- [What the task asks] Print all of the data exactly as written.

- [Records for this task]
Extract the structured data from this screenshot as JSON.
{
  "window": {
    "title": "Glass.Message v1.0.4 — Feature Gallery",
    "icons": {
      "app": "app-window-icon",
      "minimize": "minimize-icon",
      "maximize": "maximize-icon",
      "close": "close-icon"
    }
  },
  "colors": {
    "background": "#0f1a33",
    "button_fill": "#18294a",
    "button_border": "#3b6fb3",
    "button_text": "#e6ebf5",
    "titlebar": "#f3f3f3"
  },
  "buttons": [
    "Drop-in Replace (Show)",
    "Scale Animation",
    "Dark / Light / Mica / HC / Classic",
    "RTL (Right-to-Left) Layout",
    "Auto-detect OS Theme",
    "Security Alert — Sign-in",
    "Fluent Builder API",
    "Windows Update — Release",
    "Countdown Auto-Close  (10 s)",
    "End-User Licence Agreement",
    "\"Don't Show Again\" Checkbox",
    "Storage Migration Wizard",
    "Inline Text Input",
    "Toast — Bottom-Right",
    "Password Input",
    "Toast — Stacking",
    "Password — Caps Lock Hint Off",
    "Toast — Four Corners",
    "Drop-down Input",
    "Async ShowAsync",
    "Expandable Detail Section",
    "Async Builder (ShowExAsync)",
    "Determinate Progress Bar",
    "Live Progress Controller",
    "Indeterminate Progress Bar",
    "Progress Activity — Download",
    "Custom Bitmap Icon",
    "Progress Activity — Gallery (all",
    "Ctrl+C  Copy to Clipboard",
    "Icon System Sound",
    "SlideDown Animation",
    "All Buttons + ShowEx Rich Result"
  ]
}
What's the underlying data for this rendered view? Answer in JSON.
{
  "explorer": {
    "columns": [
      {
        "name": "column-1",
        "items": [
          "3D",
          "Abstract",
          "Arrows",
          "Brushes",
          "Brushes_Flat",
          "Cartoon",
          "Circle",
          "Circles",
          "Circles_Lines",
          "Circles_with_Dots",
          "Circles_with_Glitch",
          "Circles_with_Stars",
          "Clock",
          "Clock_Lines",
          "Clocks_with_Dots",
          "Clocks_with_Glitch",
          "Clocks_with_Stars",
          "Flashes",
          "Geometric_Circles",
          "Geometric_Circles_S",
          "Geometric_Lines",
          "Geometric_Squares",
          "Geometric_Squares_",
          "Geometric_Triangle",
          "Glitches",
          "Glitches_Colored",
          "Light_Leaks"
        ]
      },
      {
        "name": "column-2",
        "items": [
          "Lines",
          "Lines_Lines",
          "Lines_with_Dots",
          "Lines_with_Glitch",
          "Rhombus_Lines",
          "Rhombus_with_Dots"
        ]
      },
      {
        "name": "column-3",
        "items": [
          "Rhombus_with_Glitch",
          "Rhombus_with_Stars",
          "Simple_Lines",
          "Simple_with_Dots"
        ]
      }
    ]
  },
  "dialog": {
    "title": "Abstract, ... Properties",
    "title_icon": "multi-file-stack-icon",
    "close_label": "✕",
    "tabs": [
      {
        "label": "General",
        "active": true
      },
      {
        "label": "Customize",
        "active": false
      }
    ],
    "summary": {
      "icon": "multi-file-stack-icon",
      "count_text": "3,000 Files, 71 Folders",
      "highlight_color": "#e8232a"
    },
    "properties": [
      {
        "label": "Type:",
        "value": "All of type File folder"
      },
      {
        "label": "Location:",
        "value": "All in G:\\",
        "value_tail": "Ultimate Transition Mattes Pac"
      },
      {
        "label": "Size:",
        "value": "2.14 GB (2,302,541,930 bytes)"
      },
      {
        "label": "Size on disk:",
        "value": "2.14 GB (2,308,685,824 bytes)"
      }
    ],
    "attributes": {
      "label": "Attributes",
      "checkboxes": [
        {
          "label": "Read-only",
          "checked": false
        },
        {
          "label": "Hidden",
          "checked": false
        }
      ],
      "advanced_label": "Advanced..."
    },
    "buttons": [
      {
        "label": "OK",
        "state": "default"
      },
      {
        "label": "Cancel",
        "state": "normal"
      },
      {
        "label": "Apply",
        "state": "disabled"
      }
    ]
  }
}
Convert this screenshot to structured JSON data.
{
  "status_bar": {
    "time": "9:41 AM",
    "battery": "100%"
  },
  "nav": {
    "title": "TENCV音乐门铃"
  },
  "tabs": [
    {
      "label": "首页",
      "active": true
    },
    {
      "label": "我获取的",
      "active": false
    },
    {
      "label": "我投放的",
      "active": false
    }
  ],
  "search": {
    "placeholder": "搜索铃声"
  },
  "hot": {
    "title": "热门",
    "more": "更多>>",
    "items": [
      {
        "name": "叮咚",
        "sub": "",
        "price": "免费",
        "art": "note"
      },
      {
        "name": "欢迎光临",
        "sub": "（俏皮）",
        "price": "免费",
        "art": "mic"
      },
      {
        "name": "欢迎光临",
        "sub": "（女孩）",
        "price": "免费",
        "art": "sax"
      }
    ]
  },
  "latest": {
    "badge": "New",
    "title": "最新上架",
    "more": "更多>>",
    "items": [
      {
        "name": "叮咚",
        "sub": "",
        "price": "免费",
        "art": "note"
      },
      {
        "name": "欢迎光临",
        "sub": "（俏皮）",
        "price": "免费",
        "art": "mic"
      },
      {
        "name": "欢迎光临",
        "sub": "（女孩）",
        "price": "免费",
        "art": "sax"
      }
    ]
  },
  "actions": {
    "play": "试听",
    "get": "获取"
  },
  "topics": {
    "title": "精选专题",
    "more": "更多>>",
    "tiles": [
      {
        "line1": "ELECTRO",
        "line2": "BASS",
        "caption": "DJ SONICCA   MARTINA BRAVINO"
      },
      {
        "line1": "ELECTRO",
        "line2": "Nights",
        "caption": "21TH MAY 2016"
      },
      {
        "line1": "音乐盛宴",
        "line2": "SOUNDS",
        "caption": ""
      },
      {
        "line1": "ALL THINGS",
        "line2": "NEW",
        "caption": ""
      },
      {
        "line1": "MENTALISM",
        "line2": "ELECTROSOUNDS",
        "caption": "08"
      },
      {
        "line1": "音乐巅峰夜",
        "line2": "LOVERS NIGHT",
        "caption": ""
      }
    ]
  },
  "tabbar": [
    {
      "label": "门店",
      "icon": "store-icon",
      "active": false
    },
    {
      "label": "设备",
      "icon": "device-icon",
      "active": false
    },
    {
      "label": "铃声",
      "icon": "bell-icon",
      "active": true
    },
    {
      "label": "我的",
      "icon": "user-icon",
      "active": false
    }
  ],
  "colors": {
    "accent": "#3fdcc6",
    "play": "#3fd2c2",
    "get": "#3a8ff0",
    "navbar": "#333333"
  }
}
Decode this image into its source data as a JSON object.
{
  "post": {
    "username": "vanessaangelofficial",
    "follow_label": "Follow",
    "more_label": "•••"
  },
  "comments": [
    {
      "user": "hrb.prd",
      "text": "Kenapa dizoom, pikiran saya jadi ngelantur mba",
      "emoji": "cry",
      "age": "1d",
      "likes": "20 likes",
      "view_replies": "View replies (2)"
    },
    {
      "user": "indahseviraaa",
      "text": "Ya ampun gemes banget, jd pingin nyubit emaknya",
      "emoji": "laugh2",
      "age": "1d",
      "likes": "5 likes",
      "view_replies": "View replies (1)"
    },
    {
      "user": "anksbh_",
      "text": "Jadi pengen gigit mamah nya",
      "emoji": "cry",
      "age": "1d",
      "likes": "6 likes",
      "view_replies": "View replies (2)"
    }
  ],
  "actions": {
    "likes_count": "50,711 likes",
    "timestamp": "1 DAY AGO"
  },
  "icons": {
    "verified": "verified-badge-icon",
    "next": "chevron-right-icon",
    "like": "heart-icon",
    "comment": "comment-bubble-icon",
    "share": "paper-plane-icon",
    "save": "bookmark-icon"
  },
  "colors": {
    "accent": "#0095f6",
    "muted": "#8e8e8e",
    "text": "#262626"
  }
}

- [Result for this exercise]
Extract the structured data from this screenshot as JSON.
{
  "window": {
    "title": "Glass.Message v1.0.4 — Feature Gallery",
    "icons": {
      "app": "app-window-icon",
      "minimize": "minimize-icon",
      "maximize": "maximize-icon",
      "close": "close-icon"
    }
  },
  "colors": {
    "background": "#0f1a33",
    "button_fill": "#18294a",
    "button_border": "#3b6fb3",
    "button_text": "#e6ebf5",
    "titlebar": "#f3f3f3"
  },
  "buttons": [
    "Drop-in Replace (Show)",
    "Scale Animation",
    "Dark / Light / Mica / HC / Classic",
    "RTL (Right-to-Left) Layout",
    "Auto-detect OS Theme",
    "Security Alert — Sign-in",
    "Fluent Builder API",
    "Windows Update — Release",
    "Countdown Auto-Close  (10 s)",
    "End-User Licence Agreement",
    "\"Don't Show Again\" Checkbox",
    "Storage Migration Wizard",
    "Inline Text Input",
    "Toast — Bottom-Right",
    "Password Input",
    "Toast — Stacking",
    "Password — Caps Lock Hint Off",
    "Toast — Four Corners",
    "Drop-down Input",
    "Async ShowAsync",
    "Expandable Detail Section",
    "Async Builder (ShowExAsync)",
    "Determinate Progress Bar",
    "Live Progress Controller",
    "Indeterminate Progress Bar",
    "Progress Activity — Download",
    "Custom Bitmap Icon",
    "Progress Activity — Gallery (all",
    "Ctrl+C  Copy to Clipboard",
    "Icon System Sound",
    "SlideDown Animation",
    "All Buttons + ShowEx Rich Result"
  ]
}
What's the underlying data for this rendered view? Answer in JSON.
{
  "explorer": {
    "columns": [
      {
        "name": "column-1",
        "items": [
          "3D",
          "Abstract",
          "Arrows",
          "Brushes",
          "Brushes_Flat",
          "Cartoon",
          "Circle",
          "Circles",
          "Circles_Lines",
          "Circles_with_Dots",
          "Circles_with_Glitch",
          "Circles_with_Stars",
          "Clock",
          "Clock_Lines",
          "Clocks_with_Dots",
          "Clocks_with_Glitch",
          "Clocks_with_Stars",
          "Flashes",
          "Geometric_Circles",
          "Geometric_Circles_S",
          "Geometric_Lines",
          "Geometric_Squares",
          "Geometric_Squares_",
          "Geometric_Triangle",
          "Glitches",
          "Glitches_Colored",
          "Light_Leaks"
        ]
      },
      {
        "name": "column-2",
        "items": [
          "Lines",
          "Lines_Lines",
          "Lines_with_Dots",
          "Lines_with_Glitch",
          "Rhombus_Lines",
          "Rhombus_with_Dots"
        ]
      },
      {
        "name": "column-3",
        "items": [
          "Rhombus_with_Glitch",
          "Rhombus_with_Stars",
          "Simple_Lines",
          "Simple_with_Dots"
        ]
      }
    ]
  },
  "dialog": {
    "title": "Abstract, ... Properties",
    "title_icon": "multi-file-stack-icon",
    "close_label": "✕",
    "tabs": [
      {
        "label": "General",
        "active": true
      },
      {
        "label": "Customize",
        "active": false
      }
    ],
    "summary": {
      "icon": "multi-file-stack-icon",
      "count_text": "3,000 Files, 71 Folders",
      "highlight_color": "#e8232a"
    },
    "properties": [
      {
        "label": "Type:",
        "value": "All of type File folder"
      },
      {
        "label": "Location:",
        "value": "All in G:\\",
        "value_tail": "Ultimate Transition Mattes Pac"
      },
      {
        "label": "Size:",
        "value": "2.14 GB (2,302,541,930 bytes)"
      },
      {
        "label": "Size on disk:",
        "value": "2.14 GB (2,308,685,824 bytes)"
      }
    ],
    "attributes": {
      "label": "Attributes",
      "checkboxes": [
        {
          "label": "Read-only",
          "checked": false
        },
        {
          "label": "Hidden",
          "checked": false
        }
      ],
      "advanced_label": "Advanced..."
    },
    "buttons": [
      {
        "label": "OK",
        "state": "default"
      },
      {
        "label": "Cancel",
        "state": "normal"
      },
      {
        "label": "Apply",
        "state": "disabled"
      }
    ]
  }
}
Convert this screenshot to structured JSON data.
{
  "status_bar": {
    "time": "9:41 AM",
    "battery": "100%"
  },
  "nav": {
    "title": "TENCV音乐门铃"
  },
  "tabs": [
    {
      "label": "首页",
      "active": true
    },
    {
      "label": "我获取的",
      "active": false
    },
    {
      "label": "我投放的",
      "active": false
    }
  ],
  "search": {
    "placeholder": "搜索铃声"
  },
  "hot": {
    "title": "热门",
    "more": "更多>>",
    "items": [
      {
        "name": "叮咚",
        "sub": "",
        "price": "免费",
        "art": "note"
      },
      {
        "name": "欢迎光临",
        "sub": "（俏皮）",
        "price": "免费",
        "art": "mic"
      },
      {
        "name": "欢迎光临",
        "sub": "（女孩）",
        "price": "免费",
        "art": "sax"
      }
    ]
  },
  "latest": {
    "badge": "New",
    "title": "最新上架",
    "more": "更多>>",
    "items": [
      {
        "name": "叮咚",
        "sub": "",
        "price": "免费",
        "art": "note"
      },
      {
        "name": "欢迎光临",
        "sub": "（俏皮）",
        "price": "免费",
        "art": "mic"
      },
      {
        "name": "欢迎光临",
        "sub": "（女孩）",
        "price": "免费",
        "art": "sax"
      }
    ]
  },
  "actions": {
    "play": "试听",
    "get": "获取"
  },
  "topics": {
    "title": "精选专题",
    "more": "更多>>",
    "tiles": [
      {
        "line1": "ELECTRO",
        "line2": "BASS",
        "caption": "DJ SONICCA   MARTINA BRAVINO"
      },
      {
        "line1": "ELECTRO",
        "line2": "Nights",
        "caption": "21TH MAY 2016"
      },
      {
        "line1": "音乐盛宴",
        "line2": "SOUNDS",
        "caption": ""
      },
      {
        "line1": "ALL THINGS",
        "line2": "NEW",
        "caption": ""
      },
      {
        "line1": "MENTALISM",
        "line2": "ELECTROSOUNDS",
        "caption": "08"
      },
      {
        "line1": "音乐巅峰夜",
        "line2": "LOVERS NIGHT",
        "caption": ""
      }
    ]
  },
  "tabbar": [
    {
      "label": "门店",
      "icon": "store-icon",
      "active": false
    },
    {
      "label": "设备",
      "icon": "device-icon",
      "active": false
    },
    {
      "label": "铃声",
      "icon": "bell-icon",
      "active": true
    },
    {
      "label": "我的",
      "icon": "user-icon",
      "active": false
    }
  ],
  "colors": {
    "accent": "#3fdcc6",
    "play": "#3fd2c2",
    "get": "#3a8ff0",
    "navbar": "#333333"
  }
}
Decode this image into its source data as a JSON object.
{
  "post": {
    "username": "vanessaangelofficial",
    "follow_label": "Follow",
    "more_label": "•••"
  },
  "comments": [
    {
      "user": "hrb.prd",
      "text": "Kenapa dizoom, pikiran saya jadi ngelantur mba",
      "emoji": "cry",
      "age": "1d",
      "likes": "20 likes",
      "view_replies": "View replies (2)"
    },
    {
      "user": "indahseviraaa",
      "text": "Ya ampun gemes banget, jd pingin nyubit emaknya",
      "emoji": "laugh2",
      "age": "1d",
      "likes": "5 likes",
      "view_replies": "View replies (1)"
    },
    {
      "user": "anksbh_",
      "text": "Jadi pengen gigit mamah nya",
      "emoji": "cry",
      "age": "1d",
      "likes": "6 likes",
      "view_replies": "View replies (2)"
    }
  ],
  "actions": {
    "likes_count": "50,711 likes",
    "timestamp": "1 DAY AGO"
  },
  "icons": {
    "verified": "verified-badge-icon",
    "next": "chevron-right-icon",
    "like": "heart-icon",
    "comment": "comment-bubble-icon",
    "share": "paper-plane-icon",
    "save": "bookmark-icon"
  },
  "colors": {
    "accent": "#0095f6",
    "muted": "#8e8e8e",
    "text": "#262626"
  }
}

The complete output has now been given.